* GIVEN EXERCISE:
All lines in which the word "start" occurs are to be extracted.

* EXTRACTED ENTRIES:
════════

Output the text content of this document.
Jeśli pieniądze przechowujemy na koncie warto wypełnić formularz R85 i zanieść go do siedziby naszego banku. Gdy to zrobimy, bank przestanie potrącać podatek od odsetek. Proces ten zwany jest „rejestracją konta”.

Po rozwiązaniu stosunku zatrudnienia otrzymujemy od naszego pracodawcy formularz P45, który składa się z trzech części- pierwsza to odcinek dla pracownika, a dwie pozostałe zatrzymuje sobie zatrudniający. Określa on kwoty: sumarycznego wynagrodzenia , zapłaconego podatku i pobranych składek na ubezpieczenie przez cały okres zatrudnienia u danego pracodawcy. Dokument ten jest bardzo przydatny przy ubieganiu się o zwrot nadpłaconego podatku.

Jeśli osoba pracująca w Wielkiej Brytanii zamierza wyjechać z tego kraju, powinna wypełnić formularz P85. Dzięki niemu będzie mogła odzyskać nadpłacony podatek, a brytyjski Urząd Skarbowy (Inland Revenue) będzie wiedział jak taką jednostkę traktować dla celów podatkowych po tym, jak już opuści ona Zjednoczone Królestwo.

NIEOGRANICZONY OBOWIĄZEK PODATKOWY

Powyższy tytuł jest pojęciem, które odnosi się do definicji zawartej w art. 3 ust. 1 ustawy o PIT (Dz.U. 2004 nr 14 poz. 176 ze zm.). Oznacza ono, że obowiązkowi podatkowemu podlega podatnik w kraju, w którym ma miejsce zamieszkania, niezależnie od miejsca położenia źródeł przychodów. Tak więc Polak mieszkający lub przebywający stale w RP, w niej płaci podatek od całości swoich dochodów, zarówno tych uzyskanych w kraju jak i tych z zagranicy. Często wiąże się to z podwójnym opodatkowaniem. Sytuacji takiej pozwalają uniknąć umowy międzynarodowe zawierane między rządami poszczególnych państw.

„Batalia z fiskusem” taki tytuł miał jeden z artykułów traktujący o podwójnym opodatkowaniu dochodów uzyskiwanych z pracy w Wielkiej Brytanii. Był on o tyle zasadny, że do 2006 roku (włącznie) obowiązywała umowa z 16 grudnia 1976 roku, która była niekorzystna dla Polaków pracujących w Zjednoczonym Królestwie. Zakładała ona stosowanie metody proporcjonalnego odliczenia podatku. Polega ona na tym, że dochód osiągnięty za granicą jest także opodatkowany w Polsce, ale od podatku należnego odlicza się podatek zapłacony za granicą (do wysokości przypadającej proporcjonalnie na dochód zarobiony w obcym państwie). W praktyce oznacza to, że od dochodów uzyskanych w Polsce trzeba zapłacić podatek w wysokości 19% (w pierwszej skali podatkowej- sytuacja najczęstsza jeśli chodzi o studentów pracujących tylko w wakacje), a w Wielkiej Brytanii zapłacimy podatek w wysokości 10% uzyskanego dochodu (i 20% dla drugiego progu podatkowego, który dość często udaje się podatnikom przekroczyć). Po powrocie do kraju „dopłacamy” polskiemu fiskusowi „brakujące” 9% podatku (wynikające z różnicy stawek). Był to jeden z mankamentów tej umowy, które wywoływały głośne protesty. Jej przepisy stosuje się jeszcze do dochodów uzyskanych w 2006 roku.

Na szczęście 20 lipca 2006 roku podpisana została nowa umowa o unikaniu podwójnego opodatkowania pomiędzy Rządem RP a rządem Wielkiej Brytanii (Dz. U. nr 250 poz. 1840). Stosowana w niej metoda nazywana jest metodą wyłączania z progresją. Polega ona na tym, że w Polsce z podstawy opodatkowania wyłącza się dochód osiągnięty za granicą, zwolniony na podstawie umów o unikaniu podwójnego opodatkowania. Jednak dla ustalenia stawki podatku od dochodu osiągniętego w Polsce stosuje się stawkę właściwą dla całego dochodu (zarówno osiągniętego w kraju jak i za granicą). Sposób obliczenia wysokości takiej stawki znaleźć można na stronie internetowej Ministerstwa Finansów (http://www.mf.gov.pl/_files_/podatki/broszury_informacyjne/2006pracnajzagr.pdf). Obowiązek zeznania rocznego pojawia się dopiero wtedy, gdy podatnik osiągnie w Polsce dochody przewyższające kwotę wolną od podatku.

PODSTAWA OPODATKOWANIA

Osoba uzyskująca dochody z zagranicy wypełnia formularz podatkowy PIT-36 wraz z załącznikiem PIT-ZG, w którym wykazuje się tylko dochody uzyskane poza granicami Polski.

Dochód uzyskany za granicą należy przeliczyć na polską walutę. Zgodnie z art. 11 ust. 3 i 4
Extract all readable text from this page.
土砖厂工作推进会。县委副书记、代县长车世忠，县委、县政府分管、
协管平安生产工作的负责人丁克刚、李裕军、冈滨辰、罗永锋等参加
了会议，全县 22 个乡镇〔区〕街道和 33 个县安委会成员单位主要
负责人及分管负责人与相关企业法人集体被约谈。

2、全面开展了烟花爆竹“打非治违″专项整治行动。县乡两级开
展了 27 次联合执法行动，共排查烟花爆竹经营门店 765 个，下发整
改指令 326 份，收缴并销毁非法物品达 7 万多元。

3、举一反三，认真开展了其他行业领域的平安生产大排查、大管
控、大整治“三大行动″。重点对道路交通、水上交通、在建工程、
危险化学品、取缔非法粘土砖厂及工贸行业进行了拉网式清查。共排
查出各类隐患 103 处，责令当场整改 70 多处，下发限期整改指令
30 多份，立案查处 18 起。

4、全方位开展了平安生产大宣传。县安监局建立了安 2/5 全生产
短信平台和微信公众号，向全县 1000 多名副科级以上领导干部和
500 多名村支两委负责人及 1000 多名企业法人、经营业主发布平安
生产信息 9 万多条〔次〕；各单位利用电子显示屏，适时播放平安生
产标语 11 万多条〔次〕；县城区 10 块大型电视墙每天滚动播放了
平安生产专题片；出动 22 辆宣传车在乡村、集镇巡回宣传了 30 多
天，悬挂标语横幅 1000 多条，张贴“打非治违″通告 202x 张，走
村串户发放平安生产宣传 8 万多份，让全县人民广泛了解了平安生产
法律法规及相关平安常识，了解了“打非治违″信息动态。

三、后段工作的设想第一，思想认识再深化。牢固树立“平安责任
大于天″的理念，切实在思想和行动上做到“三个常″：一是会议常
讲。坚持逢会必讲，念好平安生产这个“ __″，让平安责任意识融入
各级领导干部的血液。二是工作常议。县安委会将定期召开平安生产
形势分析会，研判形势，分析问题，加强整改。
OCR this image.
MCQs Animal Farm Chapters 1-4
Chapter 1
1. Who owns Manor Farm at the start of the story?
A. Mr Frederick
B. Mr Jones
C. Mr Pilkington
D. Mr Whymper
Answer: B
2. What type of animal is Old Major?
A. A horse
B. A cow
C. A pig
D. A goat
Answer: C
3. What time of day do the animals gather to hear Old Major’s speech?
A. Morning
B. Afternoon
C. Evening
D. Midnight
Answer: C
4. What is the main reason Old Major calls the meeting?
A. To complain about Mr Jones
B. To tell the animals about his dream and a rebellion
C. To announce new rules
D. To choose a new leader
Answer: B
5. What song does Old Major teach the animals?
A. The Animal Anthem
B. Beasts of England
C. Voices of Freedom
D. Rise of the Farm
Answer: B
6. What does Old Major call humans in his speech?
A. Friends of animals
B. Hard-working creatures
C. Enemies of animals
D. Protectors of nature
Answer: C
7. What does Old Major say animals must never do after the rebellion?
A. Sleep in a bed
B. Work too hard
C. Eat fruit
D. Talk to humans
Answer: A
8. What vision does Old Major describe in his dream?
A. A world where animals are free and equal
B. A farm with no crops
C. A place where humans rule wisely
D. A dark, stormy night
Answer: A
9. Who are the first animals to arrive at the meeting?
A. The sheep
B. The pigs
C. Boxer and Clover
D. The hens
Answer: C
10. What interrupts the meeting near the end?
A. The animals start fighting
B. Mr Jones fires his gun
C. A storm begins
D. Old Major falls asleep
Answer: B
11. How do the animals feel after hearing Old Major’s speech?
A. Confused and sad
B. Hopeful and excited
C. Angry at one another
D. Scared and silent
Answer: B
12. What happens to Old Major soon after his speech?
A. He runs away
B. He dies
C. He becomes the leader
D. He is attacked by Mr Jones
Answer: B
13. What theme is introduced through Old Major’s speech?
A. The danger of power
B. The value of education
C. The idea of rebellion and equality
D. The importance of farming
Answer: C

════════

* SOLUTION TO THE PROBLEM:
1. Who owns Manor Farm at the start of the story?
A. The animals start fighting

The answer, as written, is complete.